----- TASK DATA

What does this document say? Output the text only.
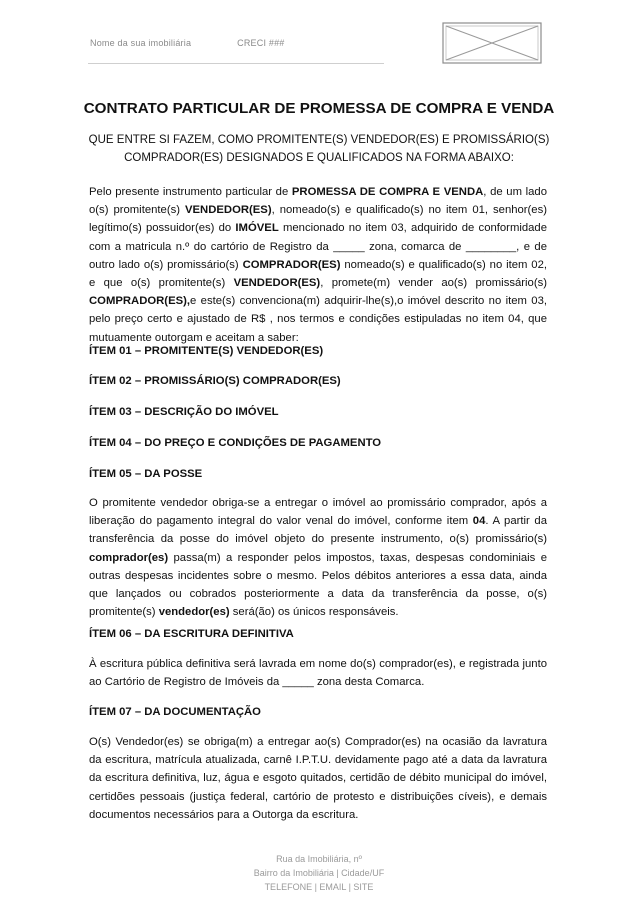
Nome da sua imobiliária	CRECI ###
CONTRATO PARTICULAR DE PROMESSA DE COMPRA E VENDA
QUE ENTRE SI FAZEM, COMO PROMITENTE(S) VENDEDOR(ES) E PROMISSÁRIO(S) COMPRADOR(ES) DESIGNADOS E QUALIFICADOS NA FORMA ABAIXO:
Pelo presente instrumento particular de PROMESSA DE COMPRA E VENDA, de um lado o(s) promitente(s) VENDEDOR(ES), nomeado(s) e qualificado(s) no item 01, senhor(es) legítimo(s) possuidor(es) do IMÓVEL mencionado no item 03, adquirido de conformidade com a matricula n.º do cartório de Registro da _____ zona, comarca de ________, e de outro lado o(s) promissário(s) COMPRADOR(ES) nomeado(s) e qualificado(s) no item 02, e que o(s) promitente(s) VENDEDOR(ES), promete(m) vender ao(s) promissário(s) COMPRADOR(ES),e este(s) convenciona(m) adquirir-lhe(s),o imóvel descrito no item 03, pelo preço certo e ajustado de R$ , nos termos e condições estipuladas no item 04, que mutuamente outorgam e aceitam a saber:
ÍTEM 01 – PROMITENTE(S) VENDEDOR(ES)
ÍTEM 02 – PROMISSÁRIO(S) COMPRADOR(ES)
ÍTEM 03 – DESCRIÇÃO DO IMÓVEL
ÍTEM 04 – DO PREÇO E CONDIÇÕES DE PAGAMENTO
ÍTEM 05 – DA POSSE
O promitente vendedor obriga-se a entregar o imóvel ao promissário comprador, após a liberação do pagamento integral do valor venal do imóvel, conforme item 04. A partir da transferência da posse do imóvel objeto do presente instrumento, o(s) promissário(s) comprador(es) passa(m) a responder pelos impostos, taxas, despesas condominiais e outras despesas incidentes sobre o mesmo. Pelos débitos anteriores a essa data, ainda que lançados ou cobrados posteriormente a data da transferência da posse, o(s) promitente(s) vendedor(es) será(ão) os únicos responsáveis.
ÍTEM 06 – DA ESCRITURA DEFINITIVA
À escritura pública definitiva será lavrada em nome do(s) comprador(es), e registrada junto ao Cartório de Registro de Imóveis da _____ zona desta Comarca.
ÍTEM 07 – DA DOCUMENTAÇÃO
O(s) Vendedor(es) se obriga(m) a entregar ao(s) Comprador(es) na ocasião da lavratura da escritura, matrícula atualizada, carnê I.P.T.U. devidamente pago até a data da lavratura da escritura definitiva, luz, água e esgoto quitados, certidão de débito municipal do imóvel, certidões pessoais (justiça federal, cartório de protesto e distribuições cíveis), e demais documentos necessários para a Outorga da escritura.
Rua da Imobiliária, nº
Bairro da Imobiliária | Cidade/UF
TELEFONE | EMAIL | SITE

----------

### GIVEN REQUEST
Print each entry shown above with exact wording and no pictures.

### ANSWER TO THIS EXERCISE
What does this document say? Output the text only.
Nome da sua imobiliária	CRECI ###
CONTRATO PARTICULAR DE PROMESSA DE COMPRA E VENDA
QUE ENTRE SI FAZEM, COMO PROMITENTE(S) VENDEDOR(ES) E PROMISSÁRIO(S) COMPRADOR(ES) DESIGNADOS E QUALIFICADOS NA FORMA ABAIXO:
Pelo presente instrumento particular de PROMESSA DE COMPRA E VENDA, de um lado o(s) promitente(s) VENDEDOR(ES), nomeado(s) e qualificado(s) no item 01, senhor(es) legítimo(s) possuidor(es) do IMÓVEL mencionado no item 03, adquirido de conformidade com a matricula n.º do cartório de Registro da _____ zona, comarca de ________, e de outro lado o(s) promissário(s) COMPRADOR(ES) nomeado(s) e qualificado(s) no item 02, e que o(s) promitente(s) VENDEDOR(ES), promete(m) vender ao(s) promissário(s) COMPRADOR(ES),e este(s) convenciona(m) adquirir-lhe(s),o imóvel descrito no item 03, pelo preço certo e ajustado de R$ , nos termos e condições estipuladas no item 04, que mutuamente outorgam e aceitam a saber:
ÍTEM 01 – PROMITENTE(S) VENDEDOR(ES)
ÍTEM 02 – PROMISSÁRIO(S) COMPRADOR(ES)
ÍTEM 03 – DESCRIÇÃO DO IMÓVEL
ÍTEM 04 – DO PREÇO E CONDIÇÕES DE PAGAMENTO
ÍTEM 05 – DA POSSE
O promitente vendedor obriga-se a entregar o imóvel ao promissário comprador, após a liberação do pagamento integral do valor venal do imóvel, conforme item 04. A partir da transferência da posse do imóvel objeto do presente instrumento, o(s) promissário(s) comprador(es) passa(m) a responder pelos impostos, taxas, despesas condominiais e outras despesas incidentes sobre o mesmo. Pelos débitos anteriores a essa data, ainda que lançados ou cobrados posteriormente a data da transferência da posse, o(s) promitente(s) vendedor(es) será(ão) os únicos responsáveis.
ÍTEM 06 – DA ESCRITURA DEFINITIVA
À escritura pública definitiva será lavrada em nome do(s) comprador(es), e registrada junto ao Cartório de Registro de Imóveis da _____ zona desta Comarca.
ÍTEM 07 – DA DOCUMENTAÇÃO
O(s) Vendedor(es) se obriga(m) a entregar ao(s) Comprador(es) na ocasião da lavratura da escritura, matrícula atualizada, carnê I.P.T.U. devidamente pago até a data da lavratura da escritura definitiva, luz, água e esgoto quitados, certidão de débito municipal do imóvel, certidões pessoais (justiça federal, cartório de protesto e distribuições cíveis), e demais documentos necessários para a Outorga da escritura.
Rua da Imobiliária, nº
Bairro da Imobiliária | Cidade/UF
TELEFONE | EMAIL | SITE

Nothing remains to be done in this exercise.